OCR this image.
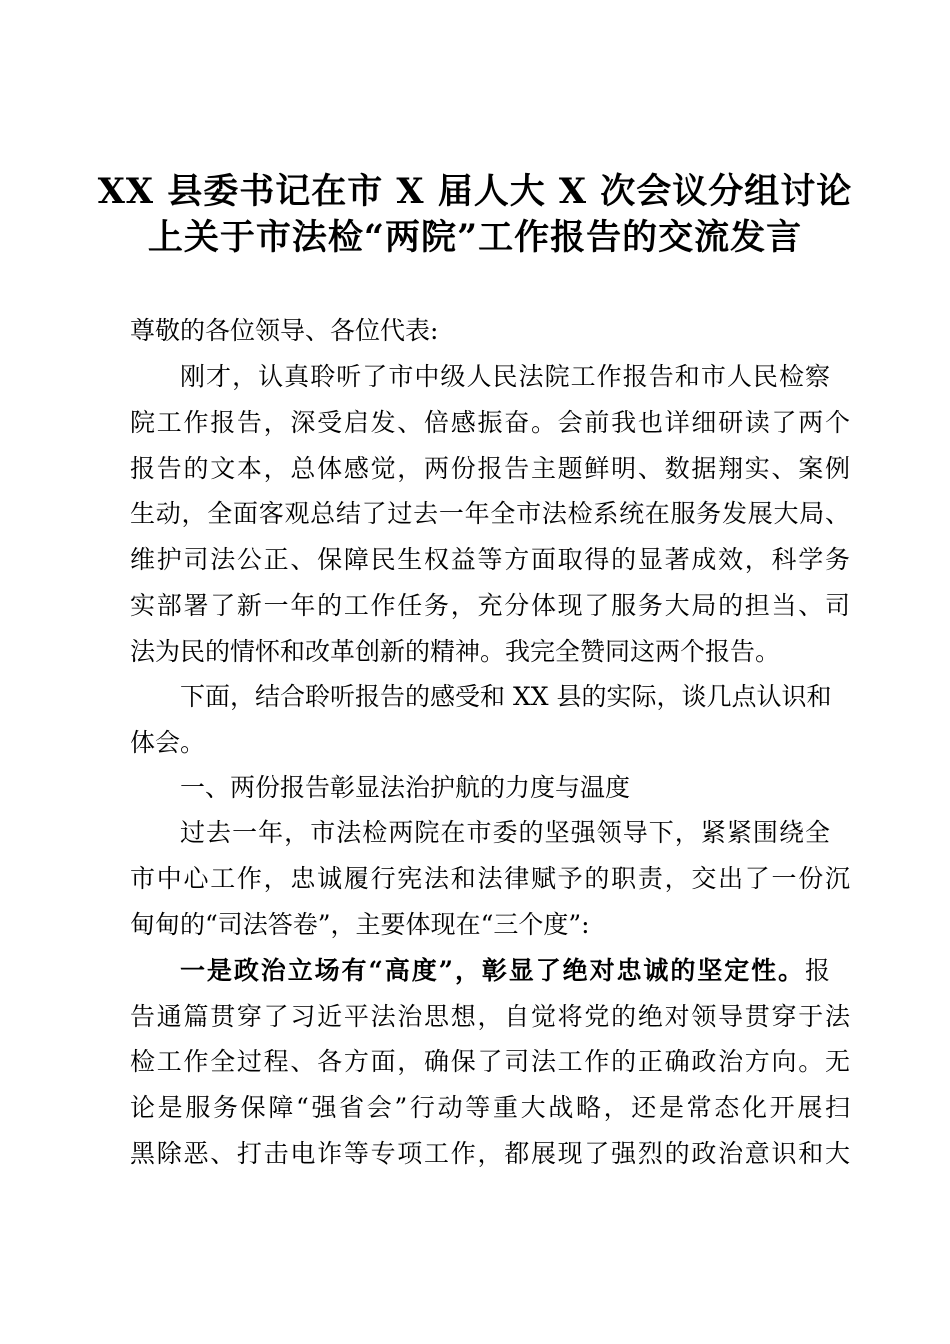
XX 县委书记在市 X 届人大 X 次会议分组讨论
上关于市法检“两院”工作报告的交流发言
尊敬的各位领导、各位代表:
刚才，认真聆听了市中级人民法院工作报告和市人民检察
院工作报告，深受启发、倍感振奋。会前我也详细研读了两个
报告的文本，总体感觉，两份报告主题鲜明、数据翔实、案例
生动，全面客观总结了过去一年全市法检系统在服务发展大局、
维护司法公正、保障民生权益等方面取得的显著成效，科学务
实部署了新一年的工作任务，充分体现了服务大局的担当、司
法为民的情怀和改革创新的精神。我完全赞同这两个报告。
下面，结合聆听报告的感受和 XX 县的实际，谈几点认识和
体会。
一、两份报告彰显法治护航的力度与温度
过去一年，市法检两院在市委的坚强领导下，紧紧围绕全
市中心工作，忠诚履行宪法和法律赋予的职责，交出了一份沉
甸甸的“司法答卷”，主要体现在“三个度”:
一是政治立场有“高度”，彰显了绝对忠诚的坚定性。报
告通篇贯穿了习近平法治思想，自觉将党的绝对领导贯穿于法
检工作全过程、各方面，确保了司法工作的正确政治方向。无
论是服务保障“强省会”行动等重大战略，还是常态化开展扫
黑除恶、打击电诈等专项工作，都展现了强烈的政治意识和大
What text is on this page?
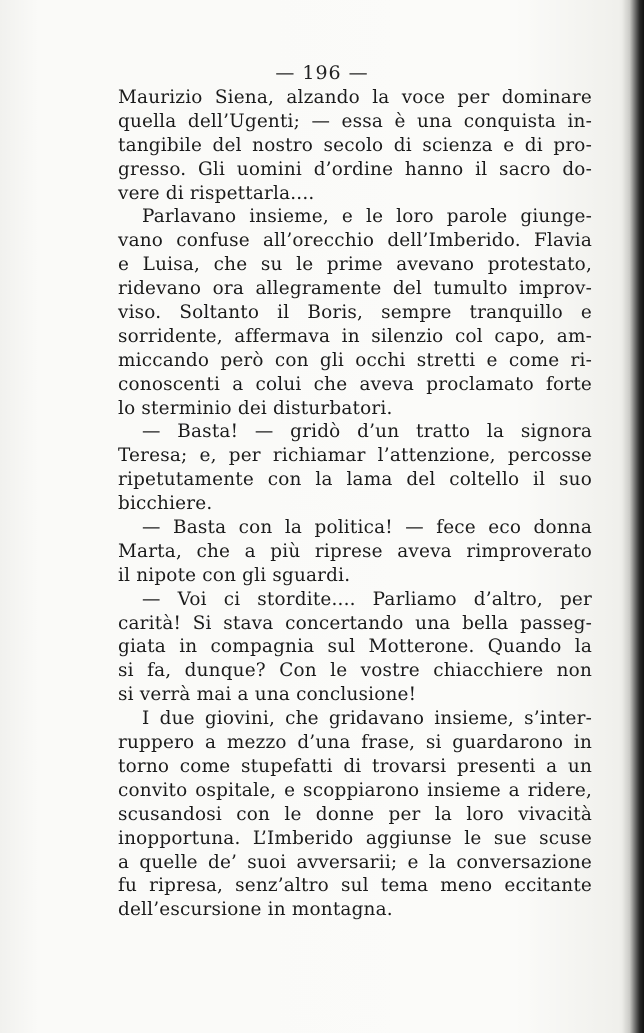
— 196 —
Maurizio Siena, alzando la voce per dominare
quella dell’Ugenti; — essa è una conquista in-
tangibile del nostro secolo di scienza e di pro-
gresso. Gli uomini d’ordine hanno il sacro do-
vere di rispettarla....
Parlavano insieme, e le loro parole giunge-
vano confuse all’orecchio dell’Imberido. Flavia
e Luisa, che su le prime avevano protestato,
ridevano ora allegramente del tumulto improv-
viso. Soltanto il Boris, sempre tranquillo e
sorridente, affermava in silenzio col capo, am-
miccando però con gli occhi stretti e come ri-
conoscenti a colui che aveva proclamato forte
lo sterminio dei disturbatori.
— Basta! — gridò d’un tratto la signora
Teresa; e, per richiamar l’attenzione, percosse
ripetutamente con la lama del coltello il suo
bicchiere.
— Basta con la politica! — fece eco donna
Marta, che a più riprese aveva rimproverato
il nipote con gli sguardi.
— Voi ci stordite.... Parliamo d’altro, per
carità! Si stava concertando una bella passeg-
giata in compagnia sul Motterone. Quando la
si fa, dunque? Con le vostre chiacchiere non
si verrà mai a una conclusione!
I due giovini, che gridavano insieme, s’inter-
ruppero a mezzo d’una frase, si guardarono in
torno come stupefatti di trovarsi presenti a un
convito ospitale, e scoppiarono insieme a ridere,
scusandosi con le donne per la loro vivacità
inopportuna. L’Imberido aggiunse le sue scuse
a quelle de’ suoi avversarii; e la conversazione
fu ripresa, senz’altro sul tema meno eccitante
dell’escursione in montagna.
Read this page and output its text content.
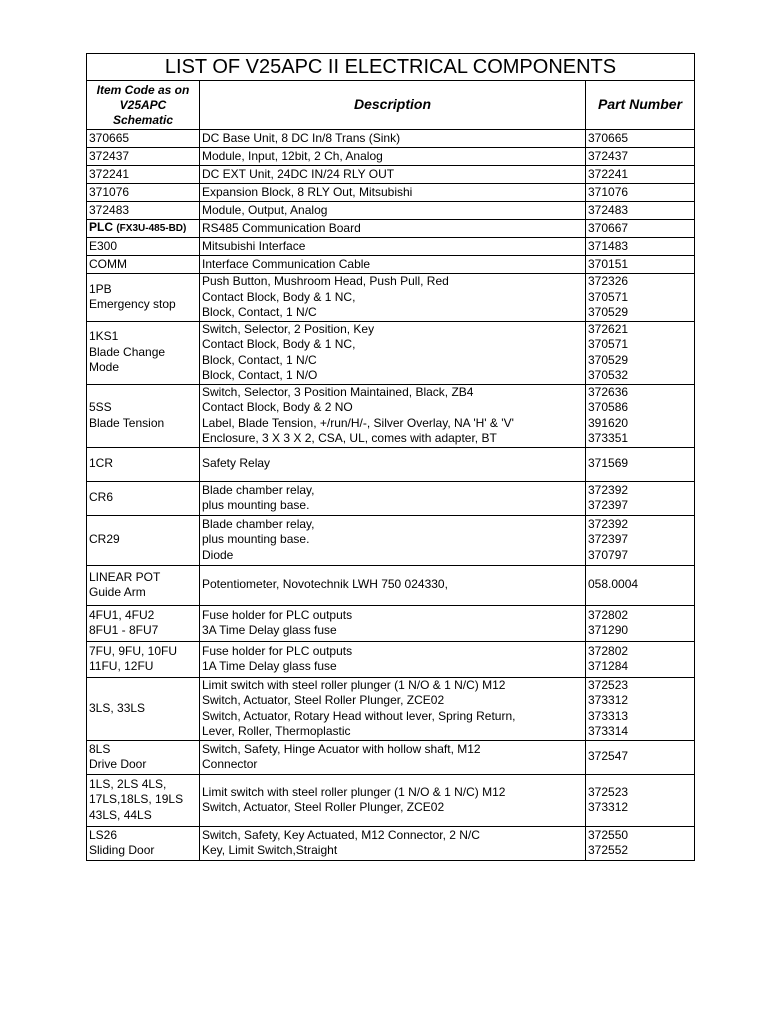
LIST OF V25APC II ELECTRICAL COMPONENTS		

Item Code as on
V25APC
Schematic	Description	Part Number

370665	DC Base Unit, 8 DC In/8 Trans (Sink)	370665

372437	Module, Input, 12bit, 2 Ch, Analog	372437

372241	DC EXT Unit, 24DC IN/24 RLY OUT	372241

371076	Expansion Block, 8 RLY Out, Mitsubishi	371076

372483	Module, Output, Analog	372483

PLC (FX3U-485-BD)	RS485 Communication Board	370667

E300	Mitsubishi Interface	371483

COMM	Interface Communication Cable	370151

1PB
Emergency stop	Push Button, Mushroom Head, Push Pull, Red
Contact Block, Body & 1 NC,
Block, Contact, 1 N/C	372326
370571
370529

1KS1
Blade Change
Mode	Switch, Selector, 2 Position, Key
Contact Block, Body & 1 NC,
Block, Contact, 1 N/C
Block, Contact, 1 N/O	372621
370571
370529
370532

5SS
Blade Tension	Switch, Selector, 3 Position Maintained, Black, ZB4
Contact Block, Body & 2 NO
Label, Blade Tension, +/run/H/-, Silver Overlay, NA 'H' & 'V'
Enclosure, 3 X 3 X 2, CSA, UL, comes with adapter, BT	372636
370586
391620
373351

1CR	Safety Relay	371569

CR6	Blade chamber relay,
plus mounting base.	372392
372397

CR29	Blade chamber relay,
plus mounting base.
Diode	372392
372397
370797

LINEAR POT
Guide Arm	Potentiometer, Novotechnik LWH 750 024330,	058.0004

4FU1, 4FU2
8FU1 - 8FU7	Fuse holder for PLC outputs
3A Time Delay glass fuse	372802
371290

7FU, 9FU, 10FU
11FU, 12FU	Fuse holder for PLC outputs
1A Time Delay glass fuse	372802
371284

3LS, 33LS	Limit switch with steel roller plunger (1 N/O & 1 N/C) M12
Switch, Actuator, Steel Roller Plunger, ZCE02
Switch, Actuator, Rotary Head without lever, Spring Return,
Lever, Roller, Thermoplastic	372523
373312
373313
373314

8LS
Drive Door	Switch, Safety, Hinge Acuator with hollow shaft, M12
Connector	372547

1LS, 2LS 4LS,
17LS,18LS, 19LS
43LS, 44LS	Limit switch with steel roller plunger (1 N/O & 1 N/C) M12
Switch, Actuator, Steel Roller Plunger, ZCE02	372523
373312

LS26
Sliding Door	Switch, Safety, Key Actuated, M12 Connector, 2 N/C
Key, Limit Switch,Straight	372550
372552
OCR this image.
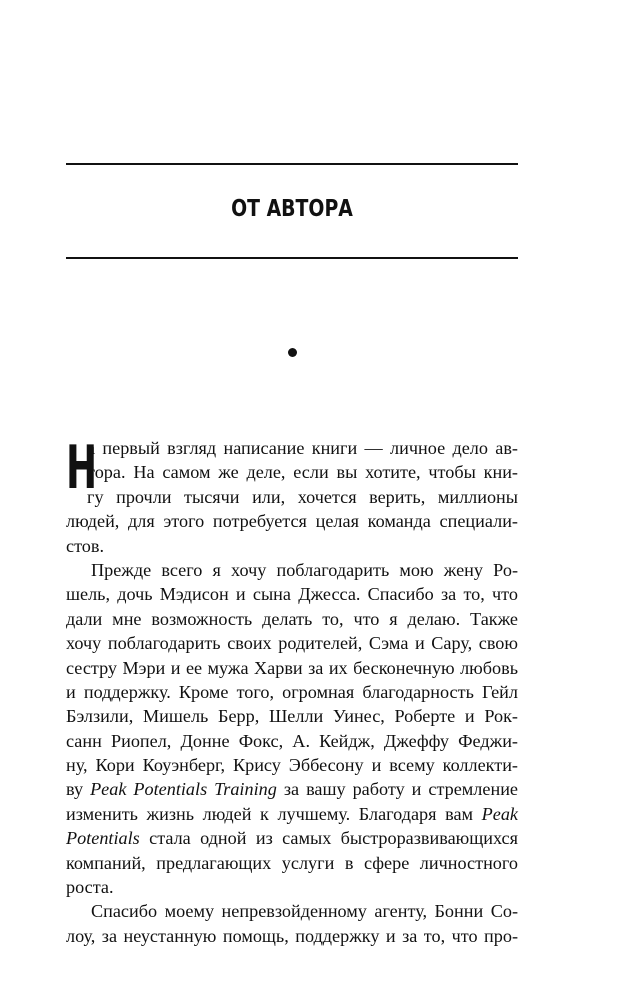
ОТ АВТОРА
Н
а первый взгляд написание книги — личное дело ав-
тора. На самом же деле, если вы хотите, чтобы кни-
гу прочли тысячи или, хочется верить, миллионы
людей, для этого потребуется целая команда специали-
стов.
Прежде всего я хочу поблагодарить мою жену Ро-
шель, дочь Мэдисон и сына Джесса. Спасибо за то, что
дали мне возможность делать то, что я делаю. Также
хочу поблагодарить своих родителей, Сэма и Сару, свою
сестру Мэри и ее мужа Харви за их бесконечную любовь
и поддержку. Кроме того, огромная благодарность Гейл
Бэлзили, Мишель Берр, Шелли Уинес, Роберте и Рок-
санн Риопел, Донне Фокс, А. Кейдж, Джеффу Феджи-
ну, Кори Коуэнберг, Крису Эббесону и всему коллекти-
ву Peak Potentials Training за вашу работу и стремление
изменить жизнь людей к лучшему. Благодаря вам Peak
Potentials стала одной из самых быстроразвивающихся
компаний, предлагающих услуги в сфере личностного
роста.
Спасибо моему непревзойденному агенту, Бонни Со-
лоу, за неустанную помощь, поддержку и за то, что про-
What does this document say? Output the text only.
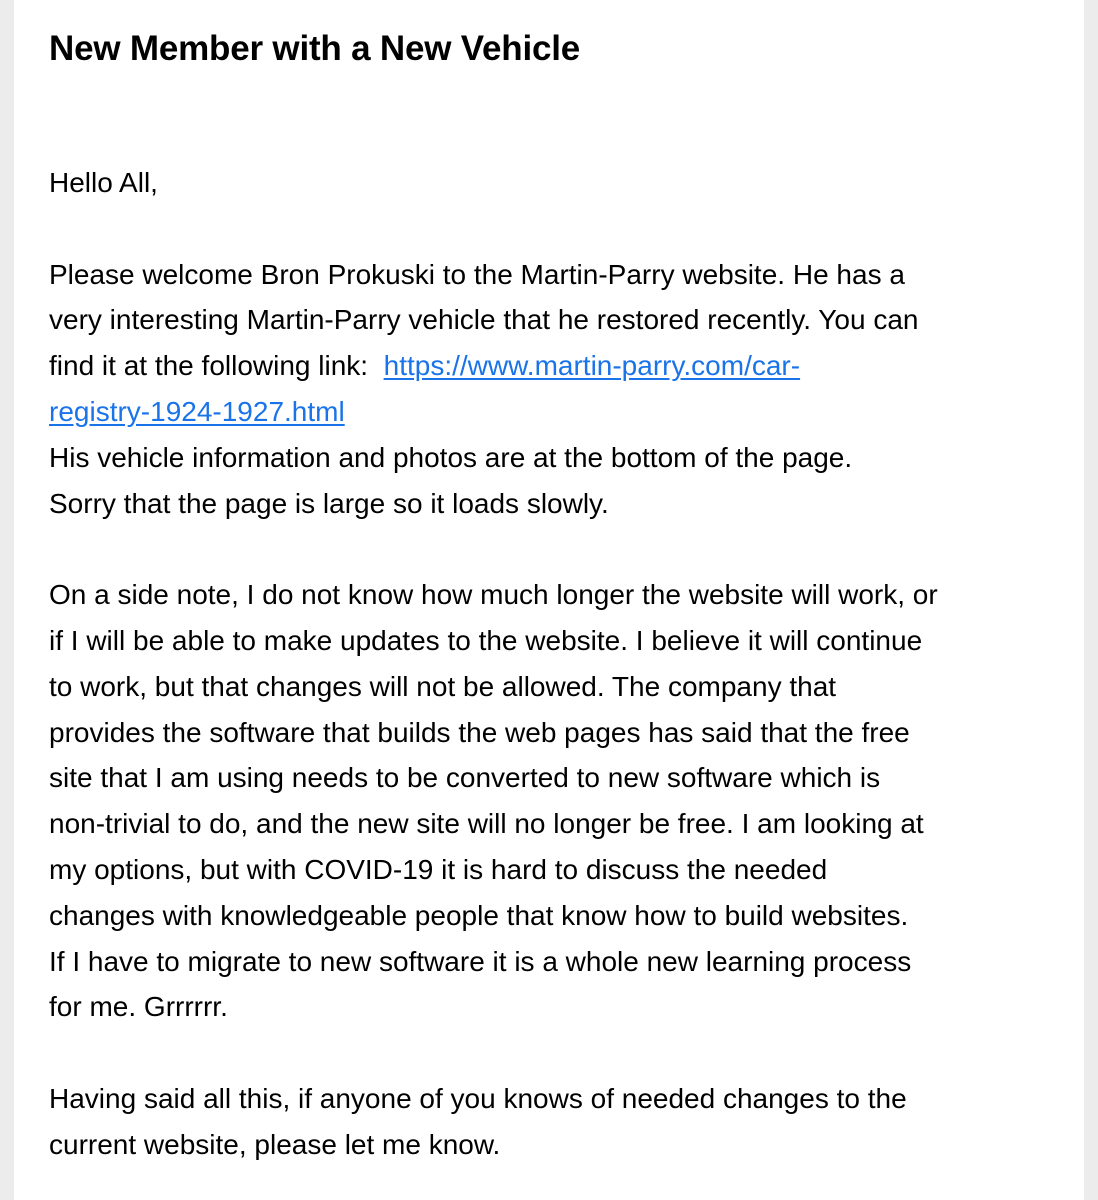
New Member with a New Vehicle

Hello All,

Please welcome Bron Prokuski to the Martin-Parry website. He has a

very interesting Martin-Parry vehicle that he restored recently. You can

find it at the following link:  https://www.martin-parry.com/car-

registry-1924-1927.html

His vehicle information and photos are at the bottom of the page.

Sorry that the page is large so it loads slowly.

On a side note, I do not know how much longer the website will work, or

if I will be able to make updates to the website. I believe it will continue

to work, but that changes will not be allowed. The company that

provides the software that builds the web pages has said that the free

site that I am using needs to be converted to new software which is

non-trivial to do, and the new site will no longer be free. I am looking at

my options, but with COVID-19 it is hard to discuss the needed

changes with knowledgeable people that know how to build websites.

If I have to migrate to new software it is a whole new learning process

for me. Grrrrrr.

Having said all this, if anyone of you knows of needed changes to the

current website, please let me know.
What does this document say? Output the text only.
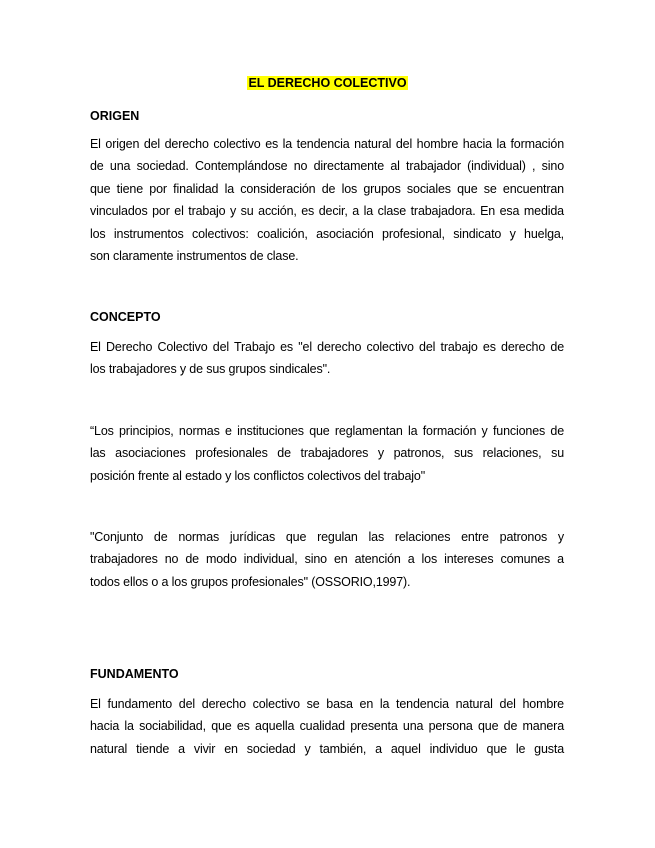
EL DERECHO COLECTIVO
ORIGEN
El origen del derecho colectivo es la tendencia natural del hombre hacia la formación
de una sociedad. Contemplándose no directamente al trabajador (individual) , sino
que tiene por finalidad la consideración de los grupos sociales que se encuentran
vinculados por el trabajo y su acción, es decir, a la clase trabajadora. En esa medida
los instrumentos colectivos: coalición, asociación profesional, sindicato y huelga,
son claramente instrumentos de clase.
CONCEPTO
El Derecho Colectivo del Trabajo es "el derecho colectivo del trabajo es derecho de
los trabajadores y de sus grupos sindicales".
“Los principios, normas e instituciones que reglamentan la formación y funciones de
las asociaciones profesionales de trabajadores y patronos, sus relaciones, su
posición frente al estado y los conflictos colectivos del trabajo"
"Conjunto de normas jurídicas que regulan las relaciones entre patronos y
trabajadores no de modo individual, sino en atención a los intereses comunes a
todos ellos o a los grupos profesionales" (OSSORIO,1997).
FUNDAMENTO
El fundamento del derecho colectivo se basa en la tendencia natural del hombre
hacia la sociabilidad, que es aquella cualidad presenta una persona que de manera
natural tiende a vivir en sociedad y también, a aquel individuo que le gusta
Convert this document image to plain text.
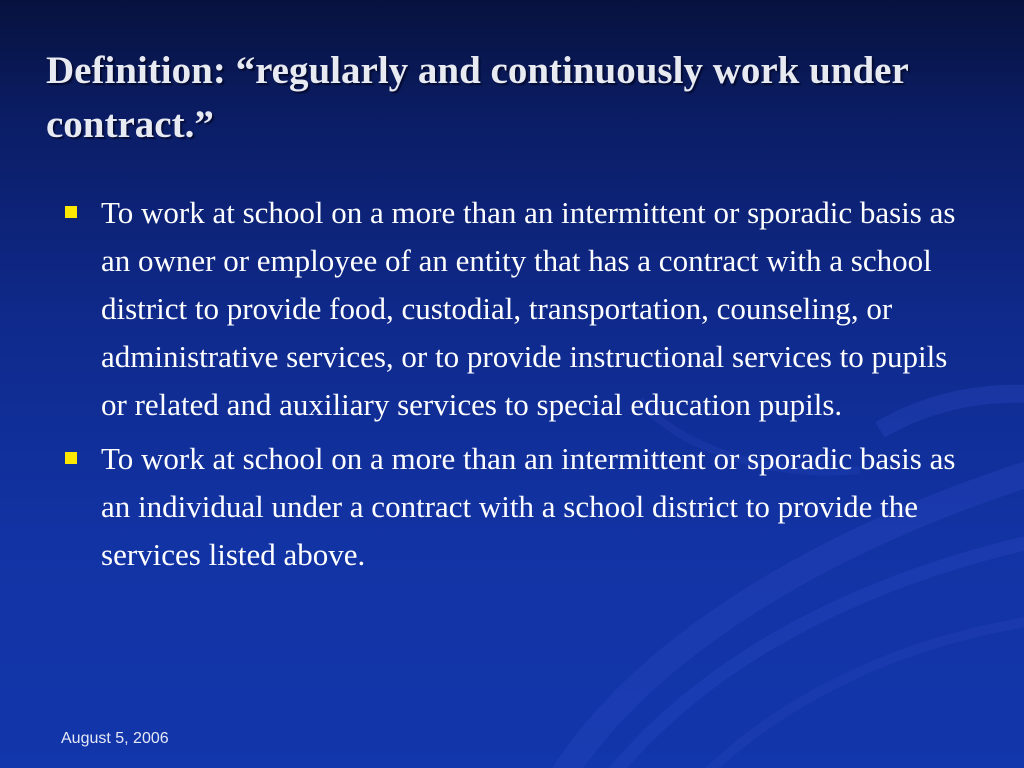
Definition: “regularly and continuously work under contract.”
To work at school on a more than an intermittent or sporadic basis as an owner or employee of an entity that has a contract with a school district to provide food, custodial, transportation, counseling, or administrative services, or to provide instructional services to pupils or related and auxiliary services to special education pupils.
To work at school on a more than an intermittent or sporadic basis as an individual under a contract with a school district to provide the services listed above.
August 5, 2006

GIVEN PROBLEM: Report the number of lines above that contain the word "profesionales", and only that number.

THE OUTPUT: 2